OBJECTIVE: Omit all pictures. Copy the rest of the material exactly.

INFORMATION GIVEN:
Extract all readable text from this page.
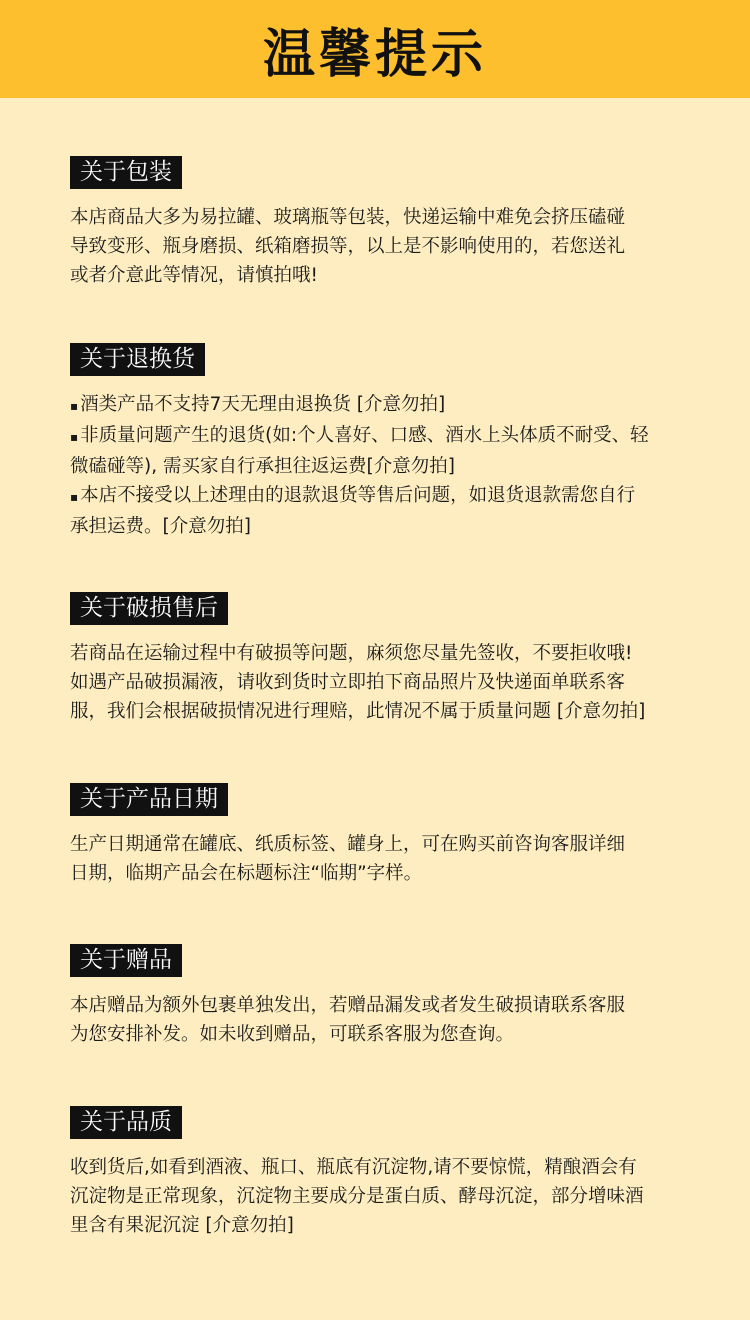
温馨提示
关于包装

本店商品大多为易拉罐、玻璃瓶等包装，快递运输中难免会挤压磕碰

导致变形、瓶身磨损、纸箱磨损等，以上是不影响使用的，若您送礼

或者介意此等情况，请慎拍哦!

关于退换货

▪ 酒类产品不支持7天无理由退换货 [介意勿拍]

▪ 非质量问题产生的退货(如:个人喜好、口感、酒水上头体质不耐受、轻

微磕碰等), 需买家自行承担往返运费[介意勿拍]

▪ 本店不接受以上述理由的退款退货等售后问题，如退货退款需您自行

承担运费。[介意勿拍]

关于破损售后

若商品在运输过程中有破损等问题，麻须您尽量先签收，不要拒收哦!

如遇产品破损漏液，请收到货时立即拍下商品照片及快递面单联系客

服，我们会根据破损情况进行理赔，此情况不属于质量问题 [介意勿拍]

关于产品日期

生产日期通常在罐底、纸质标签、罐身上，可在购买前咨询客服详细

日期，临期产品会在标题标注“临期”字样。

关于赠品

本店赠品为额外包裹单独发出，若赠品漏发或者发生破损请联系客服

为您安排补发。如未收到赠品，可联系客服为您查询。

关于品质

收到货后,如看到酒液、瓶口、瓶底有沉淀物,请不要惊慌，精酿酒会有

沉淀物是正常现象，沉淀物主要成分是蛋白质、酵母沉淀，部分增味酒

里含有果泥沉淀 [介意勿拍]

FINISHED ANSWER:
Extract all readable text from this page.
温馨提示
关于包装

本店商品大多为易拉罐、玻璃瓶等包装，快递运输中难免会挤压磕碰

导致变形、瓶身磨损、纸箱磨损等，以上是不影响使用的，若您送礼

或者介意此等情况，请慎拍哦!

关于退换货

▪ 酒类产品不支持7天无理由退换货 [介意勿拍]

▪ 非质量问题产生的退货(如:个人喜好、口感、酒水上头体质不耐受、轻

微磕碰等), 需买家自行承担往返运费[介意勿拍]

▪ 本店不接受以上述理由的退款退货等售后问题，如退货退款需您自行

承担运费。[介意勿拍]

关于破损售后

若商品在运输过程中有破损等问题，麻须您尽量先签收，不要拒收哦!

如遇产品破损漏液，请收到货时立即拍下商品照片及快递面单联系客

服，我们会根据破损情况进行理赔，此情况不属于质量问题 [介意勿拍]

关于产品日期

生产日期通常在罐底、纸质标签、罐身上，可在购买前咨询客服详细

日期，临期产品会在标题标注“临期”字样。

关于赠品

本店赠品为额外包裹单独发出，若赠品漏发或者发生破损请联系客服

为您安排补发。如未收到赠品，可联系客服为您查询。

关于品质

收到货后,如看到酒液、瓶口、瓶底有沉淀物,请不要惊慌，精酿酒会有

沉淀物是正常现象，沉淀物主要成分是蛋白质、酵母沉淀，部分增味酒

里含有果泥沉淀 [介意勿拍]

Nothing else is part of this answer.